● Exercise aim
Every line of the records below that holds the word "pairs" belongs in the answer.

● Exercise materials
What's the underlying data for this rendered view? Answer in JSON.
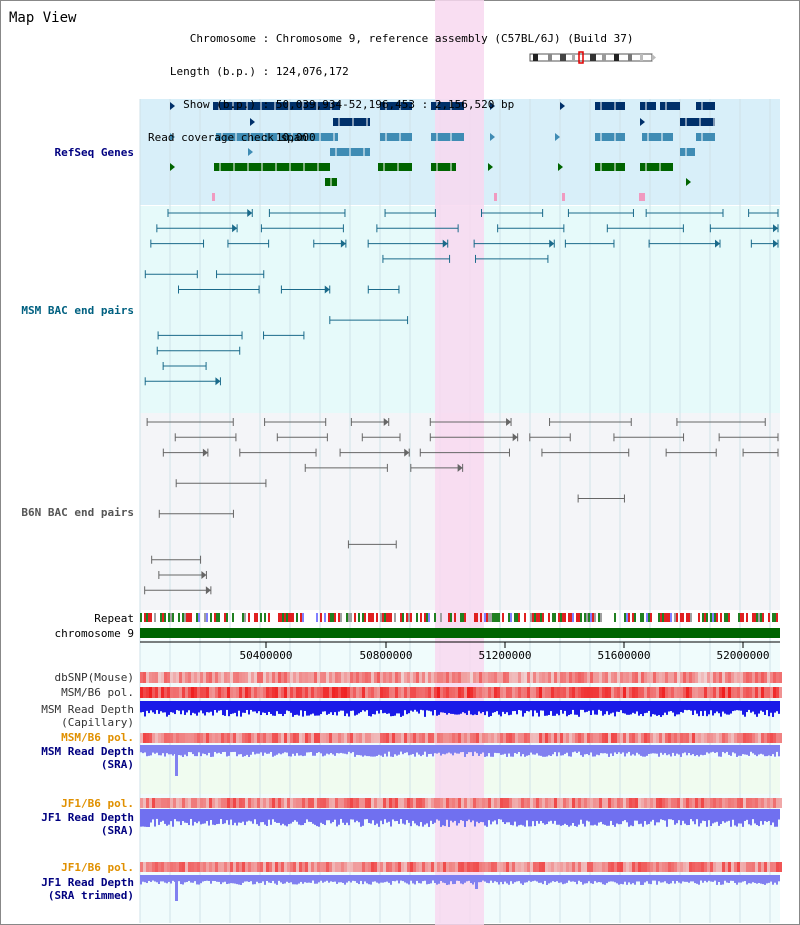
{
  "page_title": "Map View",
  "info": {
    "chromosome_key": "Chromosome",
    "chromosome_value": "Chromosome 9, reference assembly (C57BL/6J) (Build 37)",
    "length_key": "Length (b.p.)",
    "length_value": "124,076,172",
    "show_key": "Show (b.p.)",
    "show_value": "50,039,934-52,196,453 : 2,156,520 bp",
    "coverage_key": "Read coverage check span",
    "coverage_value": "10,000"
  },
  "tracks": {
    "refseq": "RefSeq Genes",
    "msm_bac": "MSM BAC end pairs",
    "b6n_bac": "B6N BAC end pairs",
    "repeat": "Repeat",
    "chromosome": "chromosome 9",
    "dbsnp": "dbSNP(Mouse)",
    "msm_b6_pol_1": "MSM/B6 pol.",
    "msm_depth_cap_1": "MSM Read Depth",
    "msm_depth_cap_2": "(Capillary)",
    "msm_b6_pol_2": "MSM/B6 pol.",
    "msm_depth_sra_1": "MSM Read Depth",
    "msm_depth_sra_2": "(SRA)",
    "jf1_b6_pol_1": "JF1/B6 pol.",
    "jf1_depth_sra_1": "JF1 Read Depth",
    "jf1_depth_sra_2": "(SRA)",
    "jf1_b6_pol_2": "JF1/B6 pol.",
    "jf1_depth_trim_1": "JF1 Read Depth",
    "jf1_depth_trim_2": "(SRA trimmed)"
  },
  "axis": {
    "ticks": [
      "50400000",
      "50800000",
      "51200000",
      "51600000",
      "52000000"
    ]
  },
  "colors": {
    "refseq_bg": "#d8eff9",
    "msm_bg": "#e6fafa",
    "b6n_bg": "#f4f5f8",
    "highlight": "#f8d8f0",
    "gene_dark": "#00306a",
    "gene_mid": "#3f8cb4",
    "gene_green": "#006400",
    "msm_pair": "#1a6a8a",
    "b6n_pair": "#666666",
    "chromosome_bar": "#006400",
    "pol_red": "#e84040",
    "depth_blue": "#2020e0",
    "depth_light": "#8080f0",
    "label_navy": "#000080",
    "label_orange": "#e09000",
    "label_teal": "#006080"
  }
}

● The answer
    "msm_bac": "MSM BAC end pairs",
    "b6n_bac": "B6N BAC end pairs",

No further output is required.